= WHAT THIS TASK INVOLVES =
Output every line below exactly.

= DATA SHOWN =
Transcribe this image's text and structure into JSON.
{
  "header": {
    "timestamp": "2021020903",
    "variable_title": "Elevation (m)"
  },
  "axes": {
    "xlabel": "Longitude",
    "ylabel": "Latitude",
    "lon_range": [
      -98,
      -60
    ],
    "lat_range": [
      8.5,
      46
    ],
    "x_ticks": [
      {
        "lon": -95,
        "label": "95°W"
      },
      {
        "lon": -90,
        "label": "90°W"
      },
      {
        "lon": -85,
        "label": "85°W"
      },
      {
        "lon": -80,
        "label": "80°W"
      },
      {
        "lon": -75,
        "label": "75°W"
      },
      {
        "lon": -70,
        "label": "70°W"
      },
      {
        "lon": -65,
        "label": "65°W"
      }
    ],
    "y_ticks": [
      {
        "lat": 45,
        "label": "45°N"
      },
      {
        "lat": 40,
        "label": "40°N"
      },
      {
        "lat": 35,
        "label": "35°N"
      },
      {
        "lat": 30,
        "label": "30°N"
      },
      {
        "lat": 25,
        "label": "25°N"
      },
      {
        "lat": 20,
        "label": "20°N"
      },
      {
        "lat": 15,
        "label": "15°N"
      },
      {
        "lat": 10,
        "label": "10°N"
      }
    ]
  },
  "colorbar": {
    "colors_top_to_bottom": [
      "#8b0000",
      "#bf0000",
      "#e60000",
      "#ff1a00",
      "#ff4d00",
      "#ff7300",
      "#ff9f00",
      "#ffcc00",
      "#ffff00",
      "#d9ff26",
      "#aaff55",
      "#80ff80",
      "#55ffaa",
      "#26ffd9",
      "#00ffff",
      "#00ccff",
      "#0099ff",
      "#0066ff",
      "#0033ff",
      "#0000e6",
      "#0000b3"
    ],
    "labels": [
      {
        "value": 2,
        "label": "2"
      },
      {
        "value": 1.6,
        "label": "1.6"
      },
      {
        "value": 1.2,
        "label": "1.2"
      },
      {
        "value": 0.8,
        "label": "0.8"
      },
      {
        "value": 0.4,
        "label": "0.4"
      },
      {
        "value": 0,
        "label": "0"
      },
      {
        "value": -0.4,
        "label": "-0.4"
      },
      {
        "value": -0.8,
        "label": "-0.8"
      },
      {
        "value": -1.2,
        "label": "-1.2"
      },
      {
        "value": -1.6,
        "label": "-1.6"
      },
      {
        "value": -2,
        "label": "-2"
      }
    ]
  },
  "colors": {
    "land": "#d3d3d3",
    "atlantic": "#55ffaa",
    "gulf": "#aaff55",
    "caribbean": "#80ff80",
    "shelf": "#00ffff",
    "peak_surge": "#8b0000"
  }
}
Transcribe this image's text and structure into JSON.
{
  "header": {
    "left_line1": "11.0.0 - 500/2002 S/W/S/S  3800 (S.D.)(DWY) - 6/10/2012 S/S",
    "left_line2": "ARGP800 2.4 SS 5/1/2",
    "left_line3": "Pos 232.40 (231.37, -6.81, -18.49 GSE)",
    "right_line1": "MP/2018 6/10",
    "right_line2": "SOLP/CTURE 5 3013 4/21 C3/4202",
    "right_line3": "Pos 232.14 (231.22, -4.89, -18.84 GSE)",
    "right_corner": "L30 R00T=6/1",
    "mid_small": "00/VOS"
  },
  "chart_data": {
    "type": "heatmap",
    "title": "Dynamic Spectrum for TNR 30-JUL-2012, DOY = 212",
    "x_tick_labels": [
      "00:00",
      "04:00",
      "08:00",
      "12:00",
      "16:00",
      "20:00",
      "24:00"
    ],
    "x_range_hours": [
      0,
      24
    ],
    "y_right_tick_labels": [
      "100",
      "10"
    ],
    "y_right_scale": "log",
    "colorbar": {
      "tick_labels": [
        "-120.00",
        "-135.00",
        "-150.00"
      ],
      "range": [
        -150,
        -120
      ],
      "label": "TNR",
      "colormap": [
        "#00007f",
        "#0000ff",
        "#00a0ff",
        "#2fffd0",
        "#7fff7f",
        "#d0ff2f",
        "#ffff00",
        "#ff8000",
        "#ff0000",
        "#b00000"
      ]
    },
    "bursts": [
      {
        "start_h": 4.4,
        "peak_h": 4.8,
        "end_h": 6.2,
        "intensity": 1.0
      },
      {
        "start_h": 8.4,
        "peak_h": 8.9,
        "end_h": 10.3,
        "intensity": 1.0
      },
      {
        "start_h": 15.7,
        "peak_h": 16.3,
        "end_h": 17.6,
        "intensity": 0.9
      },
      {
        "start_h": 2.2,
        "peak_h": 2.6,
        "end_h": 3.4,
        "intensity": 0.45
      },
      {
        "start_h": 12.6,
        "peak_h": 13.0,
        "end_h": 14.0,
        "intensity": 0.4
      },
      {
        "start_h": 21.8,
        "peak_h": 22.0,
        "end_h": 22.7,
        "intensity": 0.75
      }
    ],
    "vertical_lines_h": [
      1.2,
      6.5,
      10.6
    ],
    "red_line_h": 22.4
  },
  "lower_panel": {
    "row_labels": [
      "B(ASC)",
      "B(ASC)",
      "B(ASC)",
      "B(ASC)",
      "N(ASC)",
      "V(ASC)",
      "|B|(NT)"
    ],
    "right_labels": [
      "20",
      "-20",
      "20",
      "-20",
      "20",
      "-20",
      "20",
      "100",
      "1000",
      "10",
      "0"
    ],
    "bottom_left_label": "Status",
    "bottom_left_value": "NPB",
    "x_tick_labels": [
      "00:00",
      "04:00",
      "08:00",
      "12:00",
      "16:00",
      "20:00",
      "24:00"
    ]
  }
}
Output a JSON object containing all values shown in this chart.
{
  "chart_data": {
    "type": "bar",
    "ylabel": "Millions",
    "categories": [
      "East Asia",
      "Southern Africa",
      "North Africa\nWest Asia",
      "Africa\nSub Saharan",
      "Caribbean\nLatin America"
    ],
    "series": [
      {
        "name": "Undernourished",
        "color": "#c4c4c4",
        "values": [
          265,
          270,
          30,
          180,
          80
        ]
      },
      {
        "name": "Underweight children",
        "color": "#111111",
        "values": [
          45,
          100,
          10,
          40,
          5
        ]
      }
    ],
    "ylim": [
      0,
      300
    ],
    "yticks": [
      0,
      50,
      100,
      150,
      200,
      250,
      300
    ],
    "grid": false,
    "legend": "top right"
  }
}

= FULL ANSWER =
Transcribe this image's text and structure into JSON.
{
  "header": {
    "timestamp": "2021020903",
    "variable_title": "Elevation (m)"
  },
  "axes": {
    "xlabel": "Longitude",
    "ylabel": "Latitude",
    "lon_range": [
      -98,
      -60
    ],
    "lat_range": [
      8.5,
      46
    ],
    "x_ticks": [
      {
        "lon": -95,
        "label": "95°W"
      },
      {
        "lon": -90,
        "label": "90°W"
      },
      {
        "lon": -85,
        "label": "85°W"
      },
      {
        "lon": -80,
        "label": "80°W"
      },
      {
        "lon": -75,
        "label": "75°W"
      },
      {
        "lon": -70,
        "label": "70°W"
      },
      {
        "lon": -65,
        "label": "65°W"
      }
    ],
    "y_ticks": [
      {
        "lat": 45,
        "label": "45°N"
      },
      {
        "lat": 40,
        "label": "40°N"
      },
      {
        "lat": 35,
        "label": "35°N"
      },
      {
        "lat": 30,
        "label": "30°N"
      },
      {
        "lat": 25,
        "label": "25°N"
      },
      {
        "lat": 20,
        "label": "20°N"
      },
      {
        "lat": 15,
        "label": "15°N"
      },
      {
        "lat": 10,
        "label": "10°N"
      }
    ]
  },
  "colorbar": {
    "colors_top_to_bottom": [
      "#8b0000",
      "#bf0000",
      "#e60000",
      "#ff1a00",
      "#ff4d00",
      "#ff7300",
      "#ff9f00",
      "#ffcc00",
      "#ffff00",
      "#d9ff26",
      "#aaff55",
      "#80ff80",
      "#55ffaa",
      "#26ffd9",
      "#00ffff",
      "#00ccff",
      "#0099ff",
      "#0066ff",
      "#0033ff",
      "#0000e6",
      "#0000b3"
    ],
    "labels": [
      {
        "value": 2,
        "label": "2"
      },
      {
        "value": 1.6,
        "label": "1.6"
      },
      {
        "value": 1.2,
        "label": "1.2"
      },
      {
        "value": 0.8,
        "label": "0.8"
      },
      {
        "value": 0.4,
        "label": "0.4"
      },
      {
        "value": 0,
        "label": "0"
      },
      {
        "value": -0.4,
        "label": "-0.4"
      },
      {
        "value": -0.8,
        "label": "-0.8"
      },
      {
        "value": -1.2,
        "label": "-1.2"
      },
      {
        "value": -1.6,
        "label": "-1.6"
      },
      {
        "value": -2,
        "label": "-2"
      }
    ]
  },
  "colors": {
    "land": "#d3d3d3",
    "atlantic": "#55ffaa",
    "gulf": "#aaff55",
    "caribbean": "#80ff80",
    "shelf": "#00ffff",
    "peak_surge": "#8b0000"
  }
}
Transcribe this image's text and structure into JSON.
{
  "header": {
    "left_line1": "11.0.0 - 500/2002 S/W/S/S  3800 (S.D.)(DWY) - 6/10/2012 S/S",
    "left_line2": "ARGP800 2.4 SS 5/1/2",
    "left_line3": "Pos 232.40 (231.37, -6.81, -18.49 GSE)",
    "right_line1": "MP/2018 6/10",
    "right_line2": "SOLP/CTURE 5 3013 4/21 C3/4202",
    "right_line3": "Pos 232.14 (231.22, -4.89, -18.84 GSE)",
    "right_corner": "L30 R00T=6/1",
    "mid_small": "00/VOS"
  },
  "chart_data": {
    "type": "heatmap",
    "title": "Dynamic Spectrum for TNR 30-JUL-2012, DOY = 212",
    "x_tick_labels": [
      "00:00",
      "04:00",
      "08:00",
      "12:00",
      "16:00",
      "20:00",
      "24:00"
    ],
    "x_range_hours": [
      0,
      24
    ],
    "y_right_tick_labels": [
      "100",
      "10"
    ],
    "y_right_scale": "log",
    "colorbar": {
      "tick_labels": [
        "-120.00",
        "-135.00",
        "-150.00"
      ],
      "range": [
        -150,
        -120
      ],
      "label": "TNR",
      "colormap": [
        "#00007f",
        "#0000ff",
        "#00a0ff",
        "#2fffd0",
        "#7fff7f",
        "#d0ff2f",
        "#ffff00",
        "#ff8000",
        "#ff0000",
        "#b00000"
      ]
    },
    "bursts": [
      {
        "start_h": 4.4,
        "peak_h": 4.8,
        "end_h": 6.2,
        "intensity": 1.0
      },
      {
        "start_h": 8.4,
        "peak_h": 8.9,
        "end_h": 10.3,
        "intensity": 1.0
      },
      {
        "start_h": 15.7,
        "peak_h": 16.3,
        "end_h": 17.6,
        "intensity": 0.9
      },
      {
        "start_h": 2.2,
        "peak_h": 2.6,
        "end_h": 3.4,
        "intensity": 0.45
      },
      {
        "start_h": 12.6,
        "peak_h": 13.0,
        "end_h": 14.0,
        "intensity": 0.4
      },
      {
        "start_h": 21.8,
        "peak_h": 22.0,
        "end_h": 22.7,
        "intensity": 0.75
      }
    ],
    "vertical_lines_h": [
      1.2,
      6.5,
      10.6
    ],
    "red_line_h": 22.4
  },
  "lower_panel": {
    "row_labels": [
      "B(ASC)",
      "B(ASC)",
      "B(ASC)",
      "B(ASC)",
      "N(ASC)",
      "V(ASC)",
      "|B|(NT)"
    ],
    "right_labels": [
      "20",
      "-20",
      "20",
      "-20",
      "20",
      "-20",
      "20",
      "100",
      "1000",
      "10",
      "0"
    ],
    "bottom_left_label": "Status",
    "bottom_left_value": "NPB",
    "x_tick_labels": [
      "00:00",
      "04:00",
      "08:00",
      "12:00",
      "16:00",
      "20:00",
      "24:00"
    ]
  }
}
Output a JSON object containing all values shown in this chart.
{
  "chart_data": {
    "type": "bar",
    "ylabel": "Millions",
    "categories": [
      "East Asia",
      "Southern Africa",
      "North Africa\nWest Asia",
      "Africa\nSub Saharan",
      "Caribbean\nLatin America"
    ],
    "series": [
      {
        "name": "Undernourished",
        "color": "#c4c4c4",
        "values": [
          265,
          270,
          30,
          180,
          80
        ]
      },
      {
        "name": "Underweight children",
        "color": "#111111",
        "values": [
          45,
          100,
          10,
          40,
          5
        ]
      }
    ],
    "ylim": [
      0,
      300
    ],
    "yticks": [
      0,
      50,
      100,
      150,
      200,
      250,
      300
    ],
    "grid": false,
    "legend": "top right"
  }
}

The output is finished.